**Exercise inputs:**
* * * * * * *

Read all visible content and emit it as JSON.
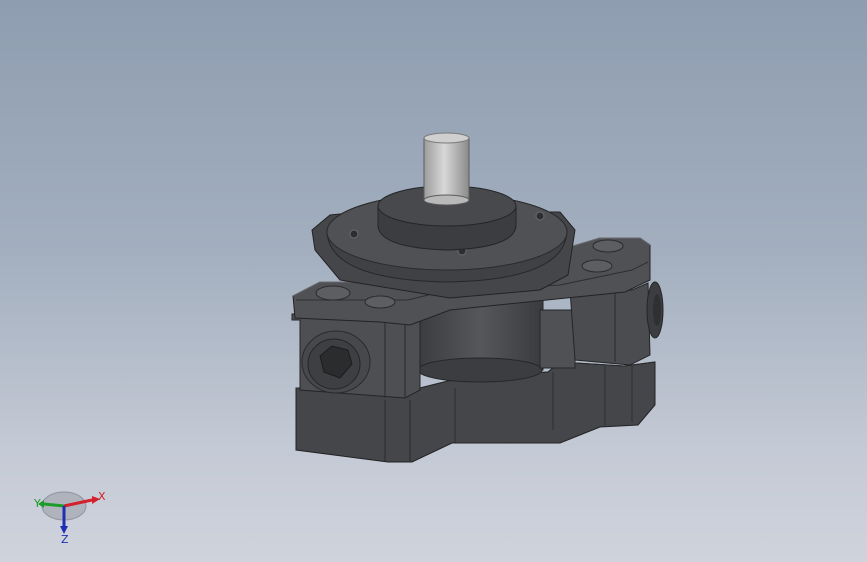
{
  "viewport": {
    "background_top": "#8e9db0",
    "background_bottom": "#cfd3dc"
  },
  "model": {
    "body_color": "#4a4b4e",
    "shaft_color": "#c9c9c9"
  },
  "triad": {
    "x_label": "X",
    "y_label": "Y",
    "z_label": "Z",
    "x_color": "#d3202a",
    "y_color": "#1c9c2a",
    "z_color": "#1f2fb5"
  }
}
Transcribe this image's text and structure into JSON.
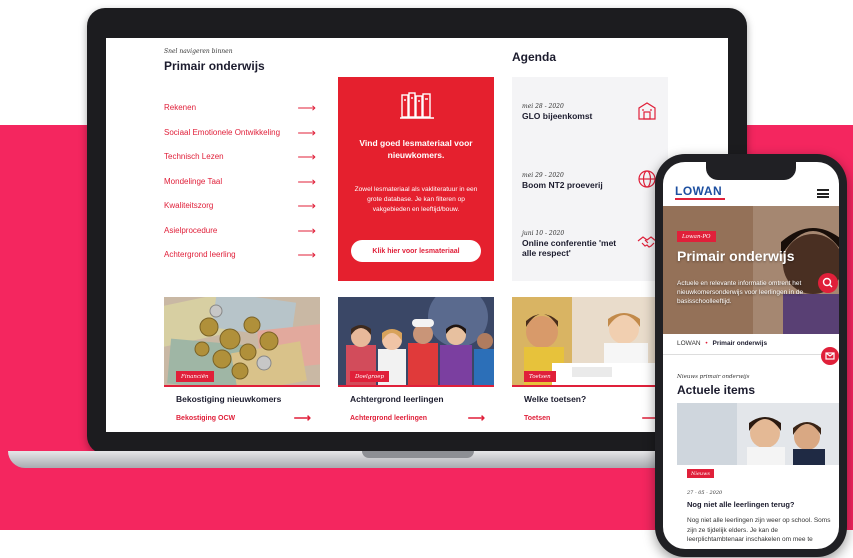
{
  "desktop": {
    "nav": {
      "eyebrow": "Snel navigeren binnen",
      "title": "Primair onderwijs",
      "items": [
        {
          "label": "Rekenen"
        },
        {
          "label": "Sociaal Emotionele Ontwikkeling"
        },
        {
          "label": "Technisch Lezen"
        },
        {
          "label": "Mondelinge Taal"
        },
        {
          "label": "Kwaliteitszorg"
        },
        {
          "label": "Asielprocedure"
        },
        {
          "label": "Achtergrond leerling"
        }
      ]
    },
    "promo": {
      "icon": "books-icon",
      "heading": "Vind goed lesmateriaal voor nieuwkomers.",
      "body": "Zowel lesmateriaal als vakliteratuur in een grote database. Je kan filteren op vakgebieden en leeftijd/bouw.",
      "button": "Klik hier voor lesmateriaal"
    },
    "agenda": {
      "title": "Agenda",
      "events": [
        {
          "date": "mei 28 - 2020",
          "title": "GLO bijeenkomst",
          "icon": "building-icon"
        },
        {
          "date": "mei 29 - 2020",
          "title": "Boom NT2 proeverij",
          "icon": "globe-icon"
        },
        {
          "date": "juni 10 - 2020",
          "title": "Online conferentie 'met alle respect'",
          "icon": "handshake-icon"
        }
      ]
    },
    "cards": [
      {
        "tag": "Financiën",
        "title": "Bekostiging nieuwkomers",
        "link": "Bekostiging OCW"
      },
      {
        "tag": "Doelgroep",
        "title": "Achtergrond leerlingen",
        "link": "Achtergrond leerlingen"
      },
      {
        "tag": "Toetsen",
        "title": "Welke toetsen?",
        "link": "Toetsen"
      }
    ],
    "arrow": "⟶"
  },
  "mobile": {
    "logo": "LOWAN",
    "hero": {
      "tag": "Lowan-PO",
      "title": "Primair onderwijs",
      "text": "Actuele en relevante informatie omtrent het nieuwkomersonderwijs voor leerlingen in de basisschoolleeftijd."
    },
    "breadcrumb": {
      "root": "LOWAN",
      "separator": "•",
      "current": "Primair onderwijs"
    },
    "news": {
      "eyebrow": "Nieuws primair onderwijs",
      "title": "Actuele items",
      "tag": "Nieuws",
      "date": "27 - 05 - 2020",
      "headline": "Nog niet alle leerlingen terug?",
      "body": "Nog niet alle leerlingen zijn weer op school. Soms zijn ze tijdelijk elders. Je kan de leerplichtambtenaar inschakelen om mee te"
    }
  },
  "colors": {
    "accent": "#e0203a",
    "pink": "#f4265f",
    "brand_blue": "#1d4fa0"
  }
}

* * * * * * *

Tally the lines of the material above that contain the word "icon" and report the total alone.

4